**WHAT YOU NEED TO DO:**
Find the lines containing the word "resilience" and copy every one of them.

**RECORDS PROVIDED:**

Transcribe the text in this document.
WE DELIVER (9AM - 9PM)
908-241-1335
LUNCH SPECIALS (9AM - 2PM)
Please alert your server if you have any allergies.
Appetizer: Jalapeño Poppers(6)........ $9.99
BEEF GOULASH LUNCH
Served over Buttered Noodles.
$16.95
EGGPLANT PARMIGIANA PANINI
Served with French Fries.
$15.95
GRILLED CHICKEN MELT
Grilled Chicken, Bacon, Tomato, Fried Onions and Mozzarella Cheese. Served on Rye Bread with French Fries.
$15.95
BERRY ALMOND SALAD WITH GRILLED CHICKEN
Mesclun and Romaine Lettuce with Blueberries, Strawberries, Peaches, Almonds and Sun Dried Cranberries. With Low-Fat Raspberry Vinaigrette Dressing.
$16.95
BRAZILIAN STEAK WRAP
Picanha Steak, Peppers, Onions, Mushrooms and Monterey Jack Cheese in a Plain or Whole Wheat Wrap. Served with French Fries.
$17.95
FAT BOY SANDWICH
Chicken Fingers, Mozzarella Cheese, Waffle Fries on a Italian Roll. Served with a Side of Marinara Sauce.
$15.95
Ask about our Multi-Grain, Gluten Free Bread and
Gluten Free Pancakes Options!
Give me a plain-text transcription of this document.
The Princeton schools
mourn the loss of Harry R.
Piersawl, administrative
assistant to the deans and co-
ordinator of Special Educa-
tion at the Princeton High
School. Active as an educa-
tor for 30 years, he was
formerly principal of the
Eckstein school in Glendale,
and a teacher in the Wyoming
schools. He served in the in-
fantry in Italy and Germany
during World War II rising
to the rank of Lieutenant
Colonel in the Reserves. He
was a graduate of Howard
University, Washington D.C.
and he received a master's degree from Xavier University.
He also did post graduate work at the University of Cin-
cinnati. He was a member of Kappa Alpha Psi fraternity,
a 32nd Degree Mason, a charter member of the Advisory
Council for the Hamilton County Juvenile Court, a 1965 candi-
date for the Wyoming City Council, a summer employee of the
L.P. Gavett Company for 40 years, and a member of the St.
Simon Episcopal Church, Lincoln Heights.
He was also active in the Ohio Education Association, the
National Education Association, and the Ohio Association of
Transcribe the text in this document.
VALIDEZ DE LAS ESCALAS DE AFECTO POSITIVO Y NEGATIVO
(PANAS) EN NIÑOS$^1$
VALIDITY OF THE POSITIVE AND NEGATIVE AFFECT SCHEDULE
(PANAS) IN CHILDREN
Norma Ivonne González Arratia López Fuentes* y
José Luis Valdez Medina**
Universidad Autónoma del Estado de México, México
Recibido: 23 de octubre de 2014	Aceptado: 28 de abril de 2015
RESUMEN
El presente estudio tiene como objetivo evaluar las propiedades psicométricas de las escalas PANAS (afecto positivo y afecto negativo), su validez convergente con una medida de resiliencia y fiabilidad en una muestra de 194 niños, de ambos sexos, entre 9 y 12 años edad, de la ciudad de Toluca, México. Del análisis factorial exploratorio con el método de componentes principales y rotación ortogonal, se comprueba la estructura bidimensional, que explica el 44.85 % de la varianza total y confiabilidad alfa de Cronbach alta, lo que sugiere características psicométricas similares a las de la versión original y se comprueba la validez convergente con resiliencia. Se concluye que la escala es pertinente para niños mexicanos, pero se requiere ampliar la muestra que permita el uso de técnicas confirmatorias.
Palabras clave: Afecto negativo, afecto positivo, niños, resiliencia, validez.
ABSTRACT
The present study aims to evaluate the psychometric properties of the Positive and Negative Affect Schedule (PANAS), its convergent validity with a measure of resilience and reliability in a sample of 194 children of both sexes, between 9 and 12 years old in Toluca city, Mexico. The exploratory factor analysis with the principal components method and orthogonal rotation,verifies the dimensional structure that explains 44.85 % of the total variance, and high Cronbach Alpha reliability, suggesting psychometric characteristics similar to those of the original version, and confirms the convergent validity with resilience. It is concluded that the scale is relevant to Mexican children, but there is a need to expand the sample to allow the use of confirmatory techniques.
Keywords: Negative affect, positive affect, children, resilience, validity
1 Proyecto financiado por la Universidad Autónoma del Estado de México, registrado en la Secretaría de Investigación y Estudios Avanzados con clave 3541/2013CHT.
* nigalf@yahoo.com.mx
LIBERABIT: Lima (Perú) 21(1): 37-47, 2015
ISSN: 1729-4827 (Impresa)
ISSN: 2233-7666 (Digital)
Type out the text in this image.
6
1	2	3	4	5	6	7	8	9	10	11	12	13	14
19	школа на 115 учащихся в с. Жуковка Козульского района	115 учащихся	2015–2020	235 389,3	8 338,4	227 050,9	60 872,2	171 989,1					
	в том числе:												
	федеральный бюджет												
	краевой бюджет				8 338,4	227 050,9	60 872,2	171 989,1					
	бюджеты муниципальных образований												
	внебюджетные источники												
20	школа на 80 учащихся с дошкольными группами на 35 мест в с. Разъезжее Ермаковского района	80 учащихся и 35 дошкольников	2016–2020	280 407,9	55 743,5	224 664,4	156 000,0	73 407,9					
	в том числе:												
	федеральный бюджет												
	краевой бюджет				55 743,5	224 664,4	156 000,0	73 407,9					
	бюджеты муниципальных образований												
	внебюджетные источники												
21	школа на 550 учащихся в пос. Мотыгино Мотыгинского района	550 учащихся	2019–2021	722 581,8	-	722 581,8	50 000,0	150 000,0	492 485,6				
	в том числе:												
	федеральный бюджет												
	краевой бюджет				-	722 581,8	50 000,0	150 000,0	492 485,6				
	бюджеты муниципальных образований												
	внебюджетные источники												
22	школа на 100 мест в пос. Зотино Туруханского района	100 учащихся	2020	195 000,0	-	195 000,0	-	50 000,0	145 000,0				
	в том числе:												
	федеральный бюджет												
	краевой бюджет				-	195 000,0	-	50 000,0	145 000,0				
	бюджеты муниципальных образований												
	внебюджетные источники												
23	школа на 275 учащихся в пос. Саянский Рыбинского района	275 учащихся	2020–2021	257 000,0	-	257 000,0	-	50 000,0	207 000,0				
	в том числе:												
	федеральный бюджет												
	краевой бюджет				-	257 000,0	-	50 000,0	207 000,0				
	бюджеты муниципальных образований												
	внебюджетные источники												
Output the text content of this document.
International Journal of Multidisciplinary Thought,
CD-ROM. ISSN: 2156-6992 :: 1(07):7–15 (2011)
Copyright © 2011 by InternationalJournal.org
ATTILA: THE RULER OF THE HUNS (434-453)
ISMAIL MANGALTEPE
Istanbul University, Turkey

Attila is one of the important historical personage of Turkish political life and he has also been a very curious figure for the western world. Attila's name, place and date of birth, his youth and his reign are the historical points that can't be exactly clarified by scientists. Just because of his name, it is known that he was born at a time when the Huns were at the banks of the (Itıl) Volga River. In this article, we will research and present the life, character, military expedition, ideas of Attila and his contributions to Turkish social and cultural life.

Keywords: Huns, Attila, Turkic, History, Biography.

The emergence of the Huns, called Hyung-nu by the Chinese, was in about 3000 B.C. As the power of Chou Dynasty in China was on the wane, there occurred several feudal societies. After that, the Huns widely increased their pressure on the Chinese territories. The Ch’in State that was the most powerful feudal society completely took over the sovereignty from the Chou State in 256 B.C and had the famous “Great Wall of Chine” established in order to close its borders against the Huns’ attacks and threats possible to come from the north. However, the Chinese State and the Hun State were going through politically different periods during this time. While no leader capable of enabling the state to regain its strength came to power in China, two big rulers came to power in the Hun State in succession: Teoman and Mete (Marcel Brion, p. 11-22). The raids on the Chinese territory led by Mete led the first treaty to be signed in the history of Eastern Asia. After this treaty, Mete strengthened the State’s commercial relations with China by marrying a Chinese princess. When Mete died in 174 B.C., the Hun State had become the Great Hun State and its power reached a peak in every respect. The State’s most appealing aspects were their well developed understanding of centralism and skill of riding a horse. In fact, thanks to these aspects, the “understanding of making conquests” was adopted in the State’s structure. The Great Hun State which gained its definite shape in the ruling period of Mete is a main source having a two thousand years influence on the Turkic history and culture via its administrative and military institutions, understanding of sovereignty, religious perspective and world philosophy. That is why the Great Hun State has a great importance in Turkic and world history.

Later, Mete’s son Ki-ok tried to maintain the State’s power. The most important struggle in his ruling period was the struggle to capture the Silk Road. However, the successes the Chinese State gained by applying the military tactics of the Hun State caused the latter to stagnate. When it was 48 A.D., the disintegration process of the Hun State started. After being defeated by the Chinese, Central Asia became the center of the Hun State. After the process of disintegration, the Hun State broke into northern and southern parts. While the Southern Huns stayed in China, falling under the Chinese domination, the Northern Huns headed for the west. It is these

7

**TASK RESULT:**
The present study aims to evaluate the psychometric properties of the Positive and Negative Affect Schedule (PANAS), its convergent validity with a measure of resilience and reliability in a sample of 194 children of both sexes, between 9 and 12 years old in Toluca city, Mexico. The exploratory factor analysis with the principal components method and orthogonal rotation,verifies the dimensional structure that explains 44.85 % of the total variance, and high Cronbach Alpha reliability, suggesting psychometric characteristics similar to those of the original version, and confirms the convergent validity with resilience. It is concluded that the scale is relevant to Mexican children, but there is a need to expand the sample to allow the use of confirmatory techniques.
Keywords: Negative affect, positive affect, children, resilience, validity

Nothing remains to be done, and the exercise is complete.